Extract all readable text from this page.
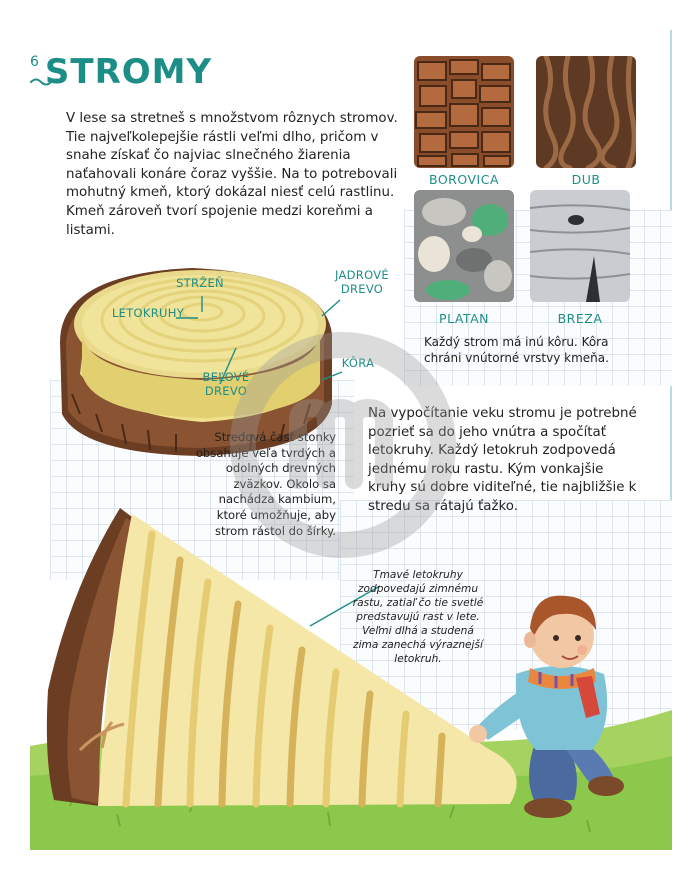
6 STROMY
V lese sa stretneš s množstvom rôznych stromov. Tie najveľkolepejšie rástli veľmi dlho, pričom v snahe získať čo najviac slnečného žiarenia naťahovali konáre čoraz vyššie. Na to potrebovali mohutný kmeň, ktorý dokázal niesť celú rastlinu. Kmeň zároveň tvorí spojenie medzi koreňmi a listami.
BOROVICA	DUB
PLATAN	BREZA
Každý strom má inú kôru. Kôra chráni vnútorné vrstvy kmeňa.
STRŽEŇ
LETOKRUHY
JADROVÉ
DREVO
KÔRA
BEĽOVÉ
DREVO
Stredová časť stonky obsahuje veľa tvrdých a odolných drevných zväzkov. Okolo sa nachádza kambium, ktoré umožňuje, aby strom rástol do šírky.
Na vypočítanie veku stromu je potrebné pozrieť sa do jeho vnútra a spočítať letokruhy. Každý letokruh zodpovedá jednému roku rastu. Kým vonkajšie kruhy sú dobre viditeľné, tie najbližšie k stredu sa rátajú ťažko.
Tmavé letokruhy zodpovedajú zimnému rastu, zatiaľ čo tie svetlé predstavujú rast v lete. Veľmi dlhá a studená zima zanechá výraznejší letokruh.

## Work to complete
Output, exactly, all the records above; include no pictures.

## The answer
Extract all readable text from this page.
6 STROMY
V lese sa stretneš s množstvom rôznych stromov. Tie najveľkolepejšie rástli veľmi dlho, pričom v snahe získať čo najviac slnečného žiarenia naťahovali konáre čoraz vyššie. Na to potrebovali mohutný kmeň, ktorý dokázal niesť celú rastlinu. Kmeň zároveň tvorí spojenie medzi koreňmi a listami.
BOROVICA	DUB
PLATAN	BREZA
Každý strom má inú kôru. Kôra chráni vnútorné vrstvy kmeňa.
STRŽEŇ
LETOKRUHY
JADROVÉ
DREVO
KÔRA
BEĽOVÉ
DREVO
Stredová časť stonky obsahuje veľa tvrdých a odolných drevných zväzkov. Okolo sa nachádza kambium, ktoré umožňuje, aby strom rástol do šírky.
Na vypočítanie veku stromu je potrebné pozrieť sa do jeho vnútra a spočítať letokruhy. Každý letokruh zodpovedá jednému roku rastu. Kým vonkajšie kruhy sú dobre viditeľné, tie najbližšie k stredu sa rátajú ťažko.
Tmavé letokruhy zodpovedajú zimnému rastu, zatiaľ čo tie svetlé predstavujú rast v lete. Veľmi dlhá a studená zima zanechá výraznejší letokruh.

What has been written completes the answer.